Goal: Write the material out again exactly.
▶
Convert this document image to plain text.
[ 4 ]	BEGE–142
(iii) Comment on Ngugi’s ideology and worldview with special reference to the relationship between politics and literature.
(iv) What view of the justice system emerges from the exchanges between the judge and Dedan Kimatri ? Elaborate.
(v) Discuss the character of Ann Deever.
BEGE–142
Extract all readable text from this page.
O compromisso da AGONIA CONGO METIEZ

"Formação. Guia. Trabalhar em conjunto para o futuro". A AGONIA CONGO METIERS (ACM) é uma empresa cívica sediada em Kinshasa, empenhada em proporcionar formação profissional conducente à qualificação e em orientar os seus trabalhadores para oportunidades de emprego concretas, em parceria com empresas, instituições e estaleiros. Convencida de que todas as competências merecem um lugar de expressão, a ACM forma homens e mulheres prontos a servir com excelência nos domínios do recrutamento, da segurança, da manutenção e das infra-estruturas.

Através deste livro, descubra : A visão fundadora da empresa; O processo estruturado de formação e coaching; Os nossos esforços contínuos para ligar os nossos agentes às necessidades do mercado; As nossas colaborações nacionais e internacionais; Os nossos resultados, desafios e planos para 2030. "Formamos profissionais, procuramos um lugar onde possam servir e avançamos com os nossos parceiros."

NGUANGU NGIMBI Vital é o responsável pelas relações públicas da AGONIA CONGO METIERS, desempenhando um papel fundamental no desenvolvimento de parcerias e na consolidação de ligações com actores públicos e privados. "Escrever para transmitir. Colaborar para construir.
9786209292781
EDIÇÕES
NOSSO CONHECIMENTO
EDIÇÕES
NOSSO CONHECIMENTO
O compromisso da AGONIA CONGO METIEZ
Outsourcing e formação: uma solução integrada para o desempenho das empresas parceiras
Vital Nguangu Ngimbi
◀
Final result:
Convert this document image to plain text.
[ 4 ]	BEGE–142
(iii) Comment on Ngugi’s ideology and worldview with special reference to the relationship between politics and literature.
(iv) What view of the justice system emerges from the exchanges between the judge and Dedan Kimatri ? Elaborate.
(v) Discuss the character of Ann Deever.
BEGE–142
Extract all readable text from this page.
O compromisso da AGONIA CONGO METIEZ

"Formação. Guia. Trabalhar em conjunto para o futuro". A AGONIA CONGO METIERS (ACM) é uma empresa cívica sediada em Kinshasa, empenhada em proporcionar formação profissional conducente à qualificação e em orientar os seus trabalhadores para oportunidades de emprego concretas, em parceria com empresas, instituições e estaleiros. Convencida de que todas as competências merecem um lugar de expressão, a ACM forma homens e mulheres prontos a servir com excelência nos domínios do recrutamento, da segurança, da manutenção e das infra-estruturas.

Através deste livro, descubra : A visão fundadora da empresa; O processo estruturado de formação e coaching; Os nossos esforços contínuos para ligar os nossos agentes às necessidades do mercado; As nossas colaborações nacionais e internacionais; Os nossos resultados, desafios e planos para 2030. "Formamos profissionais, procuramos um lugar onde possam servir e avançamos com os nossos parceiros."

NGUANGU NGIMBI Vital é o responsável pelas relações públicas da AGONIA CONGO METIERS, desempenhando um papel fundamental no desenvolvimento de parcerias e na consolidação de ligações com actores públicos e privados. "Escrever para transmitir. Colaborar para construir.
9786209292781
EDIÇÕES
NOSSO CONHECIMENTO
EDIÇÕES
NOSSO CONHECIMENTO
O compromisso da AGONIA CONGO METIEZ
Outsourcing e formação: uma solução integrada para o desempenho das empresas parceiras
Vital Nguangu Ngimbi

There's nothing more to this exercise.